_DATA FOR PROCESSING_
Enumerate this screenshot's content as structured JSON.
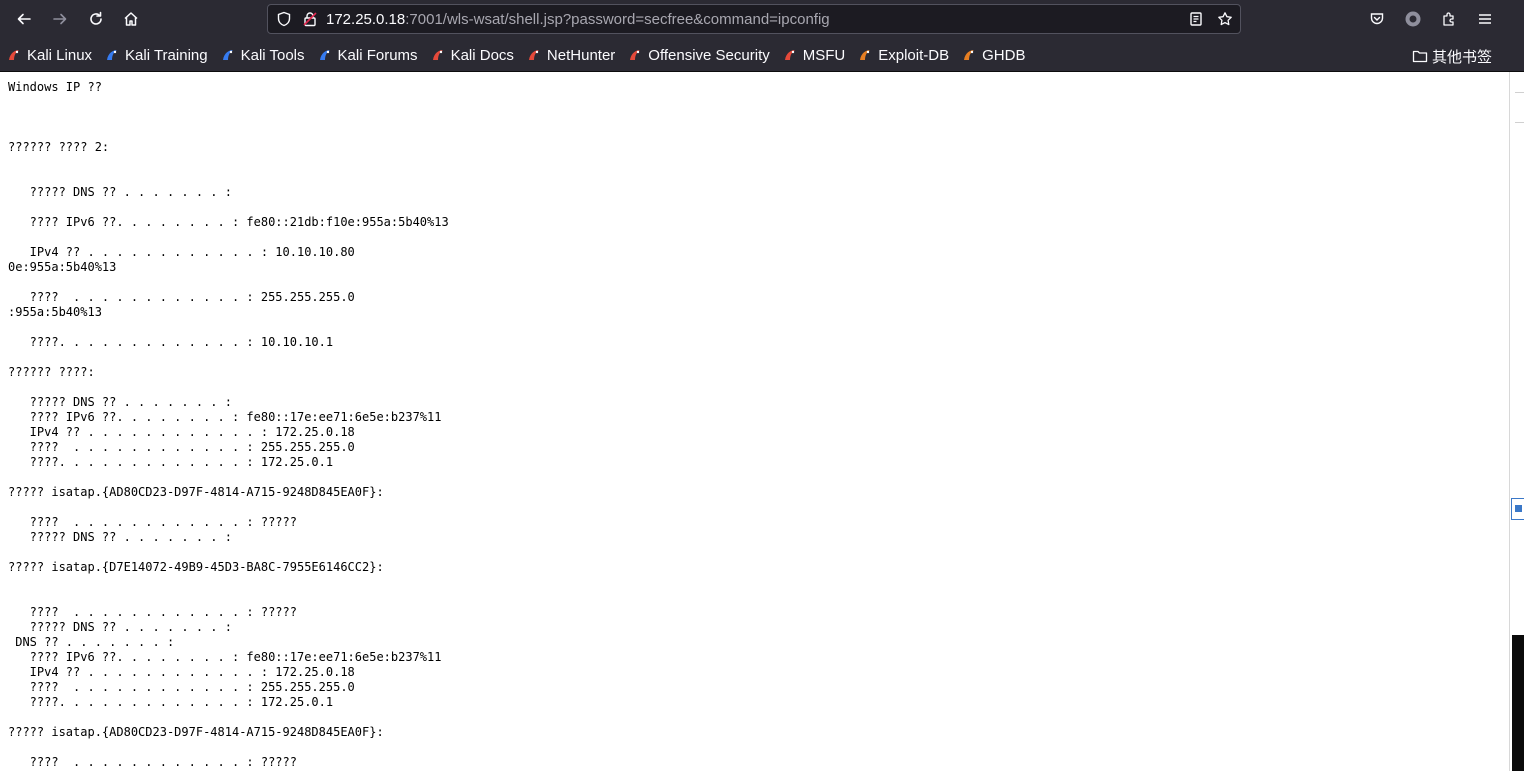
{
  "browser": {
    "url_host": "172.25.0.18",
    "url_rest": ":7001/wls-wsat/shell.jsp?password=secfree&command=ipconfig",
    "bookmarks": [
      {
        "label": "Kali Linux",
        "icon": "kali-dragon-icon",
        "color": "#e5493a"
      },
      {
        "label": "Kali Training",
        "icon": "kali-training-icon",
        "color": "#367bf0"
      },
      {
        "label": "Kali Tools",
        "icon": "kali-tools-icon",
        "color": "#367bf0"
      },
      {
        "label": "Kali Forums",
        "icon": "kali-forums-icon",
        "color": "#367bf0"
      },
      {
        "label": "Kali Docs",
        "icon": "kali-docs-icon",
        "color": "#e5493a"
      },
      {
        "label": "NetHunter",
        "icon": "nethunter-icon",
        "color": "#e5493a"
      },
      {
        "label": "Offensive Security",
        "icon": "offsec-icon",
        "color": "#e5493a"
      },
      {
        "label": "MSFU",
        "icon": "msfu-icon",
        "color": "#e5493a"
      },
      {
        "label": "Exploit-DB",
        "icon": "exploit-db-icon",
        "color": "#e67e22"
      },
      {
        "label": "GHDB",
        "icon": "ghdb-icon",
        "color": "#e67e22"
      }
    ],
    "other_bookmarks": "其他书签"
  },
  "page": {
    "output_lines": [
      "Windows IP ??",
      "",
      "",
      "",
      "?????? ???? 2:",
      "",
      "",
      "   ????? DNS ?? . . . . . . . :",
      "",
      "   ???? IPv6 ??. . . . . . . . : fe80::21db:f10e:955a:5b40%13",
      "",
      "   IPv4 ?? . . . . . . . . . . . . : 10.10.10.80",
      "0e:955a:5b40%13",
      "",
      "   ????  . . . . . . . . . . . . : 255.255.255.0",
      ":955a:5b40%13",
      "",
      "   ????. . . . . . . . . . . . . : 10.10.10.1",
      "",
      "?????? ????:",
      "",
      "   ????? DNS ?? . . . . . . . :",
      "   ???? IPv6 ??. . . . . . . . : fe80::17e:ee71:6e5e:b237%11",
      "   IPv4 ?? . . . . . . . . . . . . : 172.25.0.18",
      "   ????  . . . . . . . . . . . . : 255.255.255.0",
      "   ????. . . . . . . . . . . . . : 172.25.0.1",
      "",
      "????? isatap.{AD80CD23-D97F-4814-A715-9248D845EA0F}:",
      "",
      "   ????  . . . . . . . . . . . . : ?????",
      "   ????? DNS ?? . . . . . . . :",
      "",
      "????? isatap.{D7E14072-49B9-45D3-BA8C-7955E6146CC2}:",
      "",
      "",
      "   ????  . . . . . . . . . . . . : ?????",
      "   ????? DNS ?? . . . . . . . :",
      " DNS ?? . . . . . . . :",
      "   ???? IPv6 ??. . . . . . . . : fe80::17e:ee71:6e5e:b237%11",
      "   IPv4 ?? . . . . . . . . . . . . : 172.25.0.18",
      "   ????  . . . . . . . . . . . . : 255.255.255.0",
      "   ????. . . . . . . . . . . . . : 172.25.0.1",
      "",
      "????? isatap.{AD80CD23-D97F-4814-A715-9248D845EA0F}:",
      "",
      "   ????  . . . . . . . . . . . . : ?????"
    ]
  }
}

_EXERCISE OBJECTIVE_
Reproduce all entries exactly. Pictures do not belong in the copy.

_SOLUTION TO THE EXERCISE_
Enumerate this screenshot's content as structured JSON.
{
  "browser": {
    "url_host": "172.25.0.18",
    "url_rest": ":7001/wls-wsat/shell.jsp?password=secfree&command=ipconfig",
    "bookmarks": [
      {
        "label": "Kali Linux",
        "icon": "kali-dragon-icon",
        "color": "#e5493a"
      },
      {
        "label": "Kali Training",
        "icon": "kali-training-icon",
        "color": "#367bf0"
      },
      {
        "label": "Kali Tools",
        "icon": "kali-tools-icon",
        "color": "#367bf0"
      },
      {
        "label": "Kali Forums",
        "icon": "kali-forums-icon",
        "color": "#367bf0"
      },
      {
        "label": "Kali Docs",
        "icon": "kali-docs-icon",
        "color": "#e5493a"
      },
      {
        "label": "NetHunter",
        "icon": "nethunter-icon",
        "color": "#e5493a"
      },
      {
        "label": "Offensive Security",
        "icon": "offsec-icon",
        "color": "#e5493a"
      },
      {
        "label": "MSFU",
        "icon": "msfu-icon",
        "color": "#e5493a"
      },
      {
        "label": "Exploit-DB",
        "icon": "exploit-db-icon",
        "color": "#e67e22"
      },
      {
        "label": "GHDB",
        "icon": "ghdb-icon",
        "color": "#e67e22"
      }
    ],
    "other_bookmarks": "其他书签"
  },
  "page": {
    "output_lines": [
      "Windows IP ??",
      "",
      "",
      "",
      "?????? ???? 2:",
      "",
      "",
      "   ????? DNS ?? . . . . . . . :",
      "",
      "   ???? IPv6 ??. . . . . . . . : fe80::21db:f10e:955a:5b40%13",
      "",
      "   IPv4 ?? . . . . . . . . . . . . : 10.10.10.80",
      "0e:955a:5b40%13",
      "",
      "   ????  . . . . . . . . . . . . : 255.255.255.0",
      ":955a:5b40%13",
      "",
      "   ????. . . . . . . . . . . . . : 10.10.10.1",
      "",
      "?????? ????:",
      "",
      "   ????? DNS ?? . . . . . . . :",
      "   ???? IPv6 ??. . . . . . . . : fe80::17e:ee71:6e5e:b237%11",
      "   IPv4 ?? . . . . . . . . . . . . : 172.25.0.18",
      "   ????  . . . . . . . . . . . . : 255.255.255.0",
      "   ????. . . . . . . . . . . . . : 172.25.0.1",
      "",
      "????? isatap.{AD80CD23-D97F-4814-A715-9248D845EA0F}:",
      "",
      "   ????  . . . . . . . . . . . . : ?????",
      "   ????? DNS ?? . . . . . . . :",
      "",
      "????? isatap.{D7E14072-49B9-45D3-BA8C-7955E6146CC2}:",
      "",
      "",
      "   ????  . . . . . . . . . . . . : ?????",
      "   ????? DNS ?? . . . . . . . :",
      " DNS ?? . . . . . . . :",
      "   ???? IPv6 ??. . . . . . . . : fe80::17e:ee71:6e5e:b237%11",
      "   IPv4 ?? . . . . . . . . . . . . : 172.25.0.18",
      "   ????  . . . . . . . . . . . . : 255.255.255.0",
      "   ????. . . . . . . . . . . . . : 172.25.0.1",
      "",
      "????? isatap.{AD80CD23-D97F-4814-A715-9248D845EA0F}:",
      "",
      "   ????  . . . . . . . . . . . . : ?????"
    ]
  }
}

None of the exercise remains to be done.